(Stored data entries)

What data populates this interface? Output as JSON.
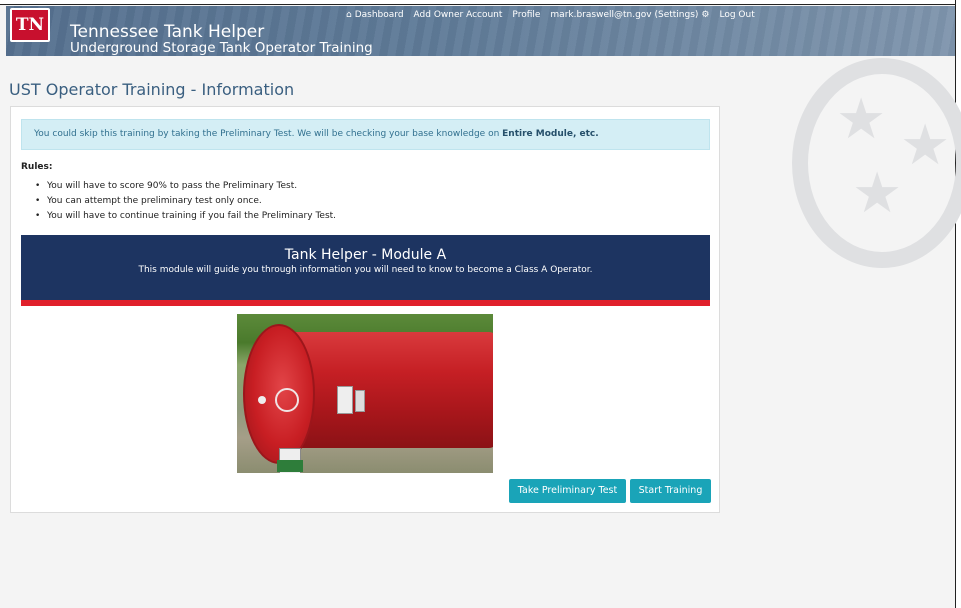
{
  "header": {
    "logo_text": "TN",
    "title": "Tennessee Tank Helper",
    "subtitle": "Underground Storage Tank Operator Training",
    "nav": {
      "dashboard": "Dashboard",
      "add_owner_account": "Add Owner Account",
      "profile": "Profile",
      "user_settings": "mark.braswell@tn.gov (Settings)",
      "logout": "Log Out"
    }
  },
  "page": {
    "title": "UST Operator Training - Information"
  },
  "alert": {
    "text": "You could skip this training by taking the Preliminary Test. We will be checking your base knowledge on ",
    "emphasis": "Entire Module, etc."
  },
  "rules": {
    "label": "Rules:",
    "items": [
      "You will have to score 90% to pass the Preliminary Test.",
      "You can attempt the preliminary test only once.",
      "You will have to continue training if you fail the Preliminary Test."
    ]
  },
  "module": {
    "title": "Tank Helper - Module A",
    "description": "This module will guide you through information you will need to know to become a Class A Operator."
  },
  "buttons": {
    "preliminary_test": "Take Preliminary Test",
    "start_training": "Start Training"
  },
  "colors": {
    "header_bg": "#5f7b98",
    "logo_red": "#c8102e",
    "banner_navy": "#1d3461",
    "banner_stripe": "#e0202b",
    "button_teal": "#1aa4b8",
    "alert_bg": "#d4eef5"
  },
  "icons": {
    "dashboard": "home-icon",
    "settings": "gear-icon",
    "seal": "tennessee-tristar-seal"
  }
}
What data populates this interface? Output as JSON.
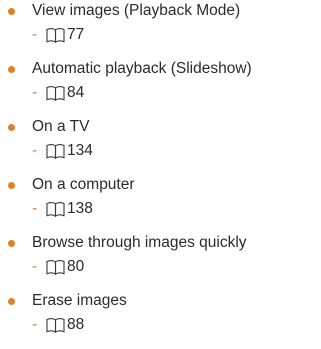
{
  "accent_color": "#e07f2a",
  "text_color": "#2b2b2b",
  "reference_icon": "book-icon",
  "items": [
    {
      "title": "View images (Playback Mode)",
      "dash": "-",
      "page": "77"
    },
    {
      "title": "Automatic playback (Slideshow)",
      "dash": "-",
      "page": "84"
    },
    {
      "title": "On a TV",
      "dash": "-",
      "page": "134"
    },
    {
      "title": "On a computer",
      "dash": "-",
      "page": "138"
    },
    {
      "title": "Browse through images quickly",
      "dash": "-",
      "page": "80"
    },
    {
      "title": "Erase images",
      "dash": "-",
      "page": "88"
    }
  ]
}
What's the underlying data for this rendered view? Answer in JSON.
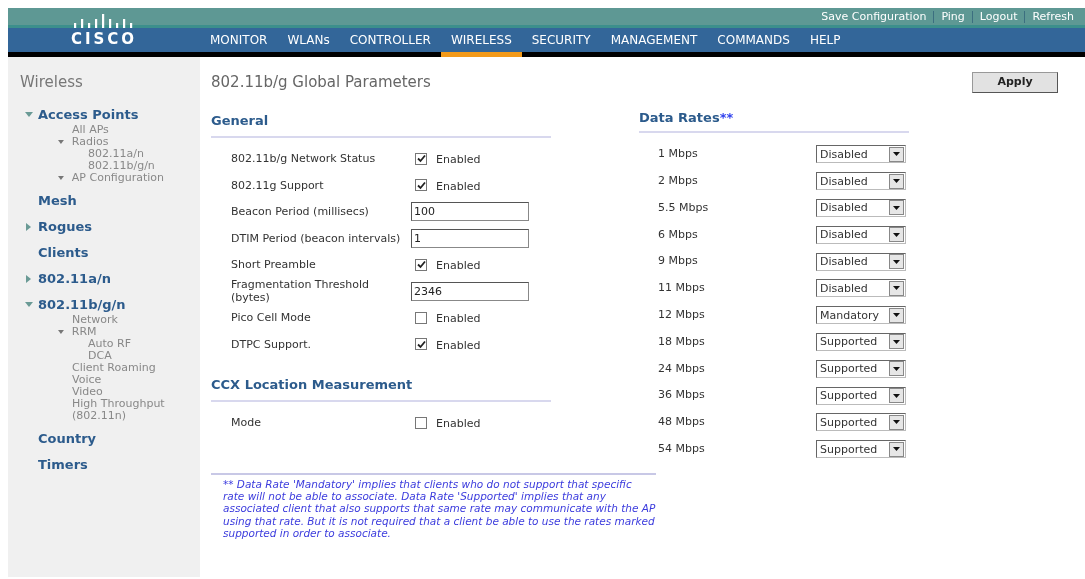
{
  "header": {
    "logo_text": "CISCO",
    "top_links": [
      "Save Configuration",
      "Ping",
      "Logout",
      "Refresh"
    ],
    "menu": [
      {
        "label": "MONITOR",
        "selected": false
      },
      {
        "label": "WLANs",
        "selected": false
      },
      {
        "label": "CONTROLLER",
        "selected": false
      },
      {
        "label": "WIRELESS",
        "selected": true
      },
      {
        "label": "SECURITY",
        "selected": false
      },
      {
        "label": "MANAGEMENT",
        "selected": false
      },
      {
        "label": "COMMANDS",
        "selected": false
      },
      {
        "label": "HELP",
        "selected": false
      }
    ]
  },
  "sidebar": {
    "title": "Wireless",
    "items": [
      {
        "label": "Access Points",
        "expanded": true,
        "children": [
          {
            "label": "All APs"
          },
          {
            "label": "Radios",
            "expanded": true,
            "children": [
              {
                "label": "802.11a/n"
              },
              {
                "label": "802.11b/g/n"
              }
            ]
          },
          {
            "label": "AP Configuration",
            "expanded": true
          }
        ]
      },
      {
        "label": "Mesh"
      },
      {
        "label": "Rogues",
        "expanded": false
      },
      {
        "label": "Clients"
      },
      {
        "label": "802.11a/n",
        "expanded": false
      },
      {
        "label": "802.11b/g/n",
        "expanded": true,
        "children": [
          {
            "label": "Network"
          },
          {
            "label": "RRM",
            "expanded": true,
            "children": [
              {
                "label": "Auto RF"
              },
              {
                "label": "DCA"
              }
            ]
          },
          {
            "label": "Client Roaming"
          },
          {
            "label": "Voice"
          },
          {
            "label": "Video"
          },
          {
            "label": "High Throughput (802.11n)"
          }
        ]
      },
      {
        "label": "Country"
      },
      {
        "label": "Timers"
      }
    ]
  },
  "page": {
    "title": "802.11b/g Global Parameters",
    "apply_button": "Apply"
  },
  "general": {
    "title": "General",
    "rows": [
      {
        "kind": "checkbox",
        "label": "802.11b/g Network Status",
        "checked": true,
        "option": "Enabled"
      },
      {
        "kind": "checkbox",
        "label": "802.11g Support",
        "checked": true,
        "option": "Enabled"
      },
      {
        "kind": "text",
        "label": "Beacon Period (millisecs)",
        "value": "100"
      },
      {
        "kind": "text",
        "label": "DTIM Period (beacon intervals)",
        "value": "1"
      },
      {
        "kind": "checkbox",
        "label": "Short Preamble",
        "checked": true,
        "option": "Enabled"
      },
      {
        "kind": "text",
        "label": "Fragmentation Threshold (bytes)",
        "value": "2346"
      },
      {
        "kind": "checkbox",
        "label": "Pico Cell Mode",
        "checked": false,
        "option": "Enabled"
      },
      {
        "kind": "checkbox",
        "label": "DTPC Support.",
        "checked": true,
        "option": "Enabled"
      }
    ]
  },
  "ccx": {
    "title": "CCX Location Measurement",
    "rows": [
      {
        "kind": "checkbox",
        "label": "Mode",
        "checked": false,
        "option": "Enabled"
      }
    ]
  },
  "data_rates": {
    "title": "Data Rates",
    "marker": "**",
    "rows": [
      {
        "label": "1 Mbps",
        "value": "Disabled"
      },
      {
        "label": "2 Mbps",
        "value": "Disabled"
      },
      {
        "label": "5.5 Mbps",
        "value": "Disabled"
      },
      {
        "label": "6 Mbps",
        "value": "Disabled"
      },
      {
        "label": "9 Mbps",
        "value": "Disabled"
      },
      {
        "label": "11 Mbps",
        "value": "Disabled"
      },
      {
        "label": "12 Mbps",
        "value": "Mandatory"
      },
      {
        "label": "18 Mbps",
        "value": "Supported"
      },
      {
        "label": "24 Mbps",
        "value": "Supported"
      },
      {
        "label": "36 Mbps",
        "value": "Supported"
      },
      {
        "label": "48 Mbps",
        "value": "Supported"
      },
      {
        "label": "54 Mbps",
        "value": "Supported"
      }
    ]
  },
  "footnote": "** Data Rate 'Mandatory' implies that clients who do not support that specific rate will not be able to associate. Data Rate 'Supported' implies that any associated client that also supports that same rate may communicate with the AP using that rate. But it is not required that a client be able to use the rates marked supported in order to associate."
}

• **What to do**:
Skip every picture and transcribe the data above exactly.

• **Completed task**:
What data populates this interface? Output as JSON.
{
  "header": {
    "logo_text": "TN",
    "title": "Tennessee Tank Helper",
    "subtitle": "Underground Storage Tank Operator Training",
    "nav": {
      "dashboard": "Dashboard",
      "add_owner_account": "Add Owner Account",
      "profile": "Profile",
      "user_settings": "mark.braswell@tn.gov (Settings)",
      "logout": "Log Out"
    }
  },
  "page": {
    "title": "UST Operator Training - Information"
  },
  "alert": {
    "text": "You could skip this training by taking the Preliminary Test. We will be checking your base knowledge on ",
    "emphasis": "Entire Module, etc."
  },
  "rules": {
    "label": "Rules:",
    "items": [
      "You will have to score 90% to pass the Preliminary Test.",
      "You can attempt the preliminary test only once.",
      "You will have to continue training if you fail the Preliminary Test."
    ]
  },
  "module": {
    "title": "Tank Helper - Module A",
    "description": "This module will guide you through information you will need to know to become a Class A Operator."
  },
  "buttons": {
    "preliminary_test": "Take Preliminary Test",
    "start_training": "Start Training"
  },
  "colors": {
    "header_bg": "#5f7b98",
    "logo_red": "#c8102e",
    "banner_navy": "#1d3461",
    "banner_stripe": "#e0202b",
    "button_teal": "#1aa4b8",
    "alert_bg": "#d4eef5"
  },
  "icons": {
    "dashboard": "home-icon",
    "settings": "gear-icon",
    "seal": "tennessee-tristar-seal"
  }
}
What data populates this interface? Output as JSON.
{
  "accent_color": "#e07f2a",
  "text_color": "#2b2b2b",
  "reference_icon": "book-icon",
  "items": [
    {
      "title": "View images (Playback Mode)",
      "dash": "-",
      "page": "77"
    },
    {
      "title": "Automatic playback (Slideshow)",
      "dash": "-",
      "page": "84"
    },
    {
      "title": "On a TV",
      "dash": "-",
      "page": "134"
    },
    {
      "title": "On a computer",
      "dash": "-",
      "page": "138"
    },
    {
      "title": "Browse through images quickly",
      "dash": "-",
      "page": "80"
    },
    {
      "title": "Erase images",
      "dash": "-",
      "page": "88"
    }
  ]
}
What's the underlying data for this rendered view? Answer in JSON.
{
  "header": {
    "logo_text": "CISCO",
    "top_links": [
      "Save Configuration",
      "Ping",
      "Logout",
      "Refresh"
    ],
    "menu": [
      {
        "label": "MONITOR",
        "selected": false
      },
      {
        "label": "WLANs",
        "selected": false
      },
      {
        "label": "CONTROLLER",
        "selected": false
      },
      {
        "label": "WIRELESS",
        "selected": true
      },
      {
        "label": "SECURITY",
        "selected": false
      },
      {
        "label": "MANAGEMENT",
        "selected": false
      },
      {
        "label": "COMMANDS",
        "selected": false
      },
      {
        "label": "HELP",
        "selected": false
      }
    ]
  },
  "sidebar": {
    "title": "Wireless",
    "items": [
      {
        "label": "Access Points",
        "expanded": true,
        "children": [
          {
            "label": "All APs"
          },
          {
            "label": "Radios",
            "expanded": true,
            "children": [
              {
                "label": "802.11a/n"
              },
              {
                "label": "802.11b/g/n"
              }
            ]
          },
          {
            "label": "AP Configuration",
            "expanded": true
          }
        ]
      },
      {
        "label": "Mesh"
      },
      {
        "label": "Rogues",
        "expanded": false
      },
      {
        "label": "Clients"
      },
      {
        "label": "802.11a/n",
        "expanded": false
      },
      {
        "label": "802.11b/g/n",
        "expanded": true,
        "children": [
          {
            "label": "Network"
          },
          {
            "label": "RRM",
            "expanded": true,
            "children": [
              {
                "label": "Auto RF"
              },
              {
                "label": "DCA"
              }
            ]
          },
          {
            "label": "Client Roaming"
          },
          {
            "label": "Voice"
          },
          {
            "label": "Video"
          },
          {
            "label": "High Throughput (802.11n)"
          }
        ]
      },
      {
        "label": "Country"
      },
      {
        "label": "Timers"
      }
    ]
  },
  "page": {
    "title": "802.11b/g Global Parameters",
    "apply_button": "Apply"
  },
  "general": {
    "title": "General",
    "rows": [
      {
        "kind": "checkbox",
        "label": "802.11b/g Network Status",
        "checked": true,
        "option": "Enabled"
      },
      {
        "kind": "checkbox",
        "label": "802.11g Support",
        "checked": true,
        "option": "Enabled"
      },
      {
        "kind": "text",
        "label": "Beacon Period (millisecs)",
        "value": "100"
      },
      {
        "kind": "text",
        "label": "DTIM Period (beacon intervals)",
        "value": "1"
      },
      {
        "kind": "checkbox",
        "label": "Short Preamble",
        "checked": true,
        "option": "Enabled"
      },
      {
        "kind": "text",
        "label": "Fragmentation Threshold (bytes)",
        "value": "2346"
      },
      {
        "kind": "checkbox",
        "label": "Pico Cell Mode",
        "checked": false,
        "option": "Enabled"
      },
      {
        "kind": "checkbox",
        "label": "DTPC Support.",
        "checked": true,
        "option": "Enabled"
      }
    ]
  },
  "ccx": {
    "title": "CCX Location Measurement",
    "rows": [
      {
        "kind": "checkbox",
        "label": "Mode",
        "checked": false,
        "option": "Enabled"
      }
    ]
  },
  "data_rates": {
    "title": "Data Rates",
    "marker": "**",
    "rows": [
      {
        "label": "1 Mbps",
        "value": "Disabled"
      },
      {
        "label": "2 Mbps",
        "value": "Disabled"
      },
      {
        "label": "5.5 Mbps",
        "value": "Disabled"
      },
      {
        "label": "6 Mbps",
        "value": "Disabled"
      },
      {
        "label": "9 Mbps",
        "value": "Disabled"
      },
      {
        "label": "11 Mbps",
        "value": "Disabled"
      },
      {
        "label": "12 Mbps",
        "value": "Mandatory"
      },
      {
        "label": "18 Mbps",
        "value": "Supported"
      },
      {
        "label": "24 Mbps",
        "value": "Supported"
      },
      {
        "label": "36 Mbps",
        "value": "Supported"
      },
      {
        "label": "48 Mbps",
        "value": "Supported"
      },
      {
        "label": "54 Mbps",
        "value": "Supported"
      }
    ]
  },
  "footnote": "** Data Rate 'Mandatory' implies that clients who do not support that specific rate will not be able to associate. Data Rate 'Supported' implies that any associated client that also supports that same rate may communicate with the AP using that rate. But it is not required that a client be able to use the rates marked supported in order to associate."
}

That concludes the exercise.